## YOUR TASK
Every entry below should be printed exactly, without its images.

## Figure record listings

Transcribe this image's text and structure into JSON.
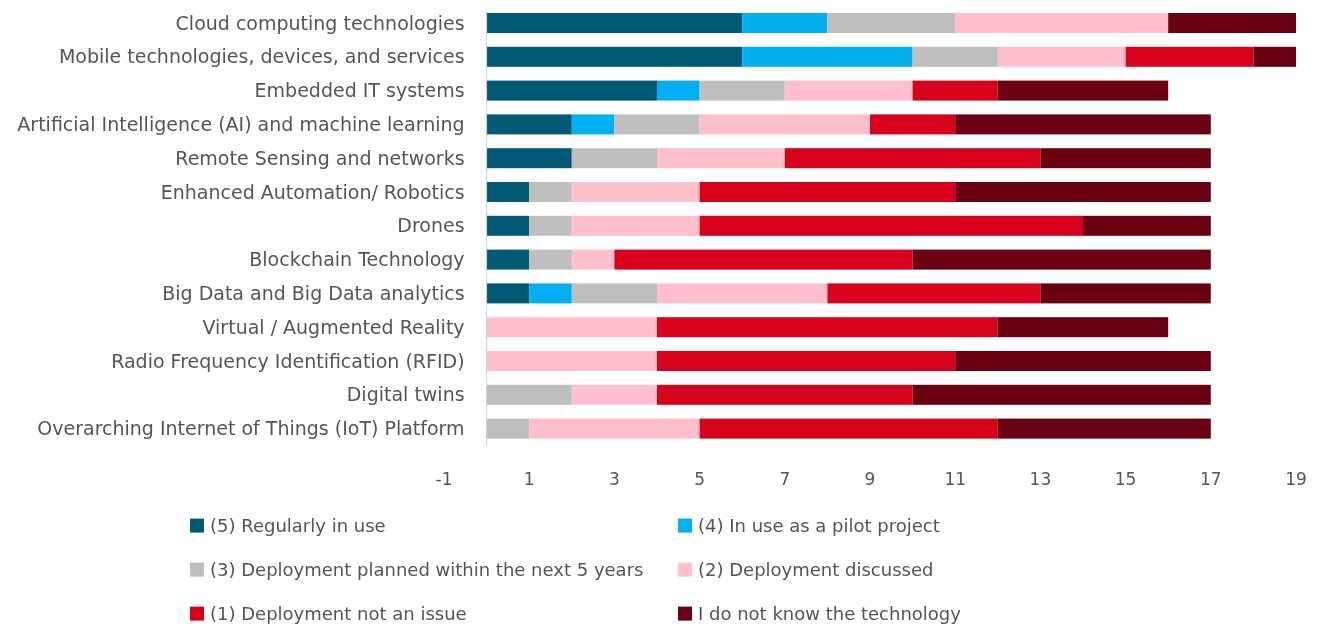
{
  "chart_data": {
    "type": "bar",
    "orientation": "horizontal",
    "stacked": true,
    "categories": [
      "Cloud computing technologies",
      "Mobile technologies, devices, and services",
      "Embedded IT systems",
      "Artificial Intelligence (AI) and machine learning",
      "Remote Sensing and networks",
      "Enhanced Automation/ Robotics",
      "Drones",
      "Blockchain Technology",
      "Big Data and Big Data analytics",
      "Virtual / Augmented Reality",
      "Radio Frequency Identification (RFID)",
      "Digital twins",
      "Overarching Internet of Things (IoT) Platform"
    ],
    "series": [
      {
        "name": "(5) Regularly in use",
        "color": "#005a73",
        "values": [
          6,
          6,
          4,
          2,
          2,
          1,
          1,
          1,
          1,
          0,
          0,
          0,
          0
        ]
      },
      {
        "name": "(4) In use as a pilot project",
        "color": "#00b0f0",
        "values": [
          2,
          4,
          1,
          1,
          0,
          0,
          0,
          0,
          1,
          0,
          0,
          0,
          0
        ]
      },
      {
        "name": "(3) Deployment planned within the next 5 years",
        "color": "#bfbfbf",
        "values": [
          3,
          2,
          2,
          2,
          2,
          1,
          1,
          1,
          2,
          0,
          0,
          2,
          1
        ]
      },
      {
        "name": "(2) Deployment discussed",
        "color": "#ffc0cb",
        "values": [
          5,
          3,
          3,
          4,
          3,
          3,
          3,
          1,
          4,
          4,
          4,
          2,
          4
        ]
      },
      {
        "name": "(1) Deployment not an issue",
        "color": "#d9001b",
        "values": [
          0,
          3,
          2,
          2,
          6,
          6,
          9,
          7,
          5,
          8,
          7,
          6,
          7
        ]
      },
      {
        "name": "I do not know the technology",
        "color": "#6b0012",
        "values": [
          3,
          1,
          4,
          6,
          4,
          6,
          3,
          7,
          4,
          4,
          6,
          7,
          5
        ]
      }
    ],
    "xlim": [
      -1,
      19
    ],
    "xticks": [
      -1,
      1,
      3,
      5,
      7,
      9,
      11,
      13,
      15,
      17,
      19
    ],
    "grid": false,
    "legend": "bottom"
  }
}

## OUTPUT OF THE EXERCISE
Transcribe this image's text and structure into JSON.
{
  "chart_data": {
    "type": "bar",
    "orientation": "horizontal",
    "stacked": true,
    "categories": [
      "Cloud computing technologies",
      "Mobile technologies, devices, and services",
      "Embedded IT systems",
      "Artificial Intelligence (AI) and machine learning",
      "Remote Sensing and networks",
      "Enhanced Automation/ Robotics",
      "Drones",
      "Blockchain Technology",
      "Big Data and Big Data analytics",
      "Virtual / Augmented Reality",
      "Radio Frequency Identification (RFID)",
      "Digital twins",
      "Overarching Internet of Things (IoT) Platform"
    ],
    "series": [
      {
        "name": "(5) Regularly in use",
        "color": "#005a73",
        "values": [
          6,
          6,
          4,
          2,
          2,
          1,
          1,
          1,
          1,
          0,
          0,
          0,
          0
        ]
      },
      {
        "name": "(4) In use as a pilot project",
        "color": "#00b0f0",
        "values": [
          2,
          4,
          1,
          1,
          0,
          0,
          0,
          0,
          1,
          0,
          0,
          0,
          0
        ]
      },
      {
        "name": "(3) Deployment planned within the next 5 years",
        "color": "#bfbfbf",
        "values": [
          3,
          2,
          2,
          2,
          2,
          1,
          1,
          1,
          2,
          0,
          0,
          2,
          1
        ]
      },
      {
        "name": "(2) Deployment discussed",
        "color": "#ffc0cb",
        "values": [
          5,
          3,
          3,
          4,
          3,
          3,
          3,
          1,
          4,
          4,
          4,
          2,
          4
        ]
      },
      {
        "name": "(1) Deployment not an issue",
        "color": "#d9001b",
        "values": [
          0,
          3,
          2,
          2,
          6,
          6,
          9,
          7,
          5,
          8,
          7,
          6,
          7
        ]
      },
      {
        "name": "I do not know the technology",
        "color": "#6b0012",
        "values": [
          3,
          1,
          4,
          6,
          4,
          6,
          3,
          7,
          4,
          4,
          6,
          7,
          5
        ]
      }
    ],
    "xlim": [
      -1,
      19
    ],
    "xticks": [
      -1,
      1,
      3,
      5,
      7,
      9,
      11,
      13,
      15,
      17,
      19
    ],
    "grid": false,
    "legend": "bottom"
  }
}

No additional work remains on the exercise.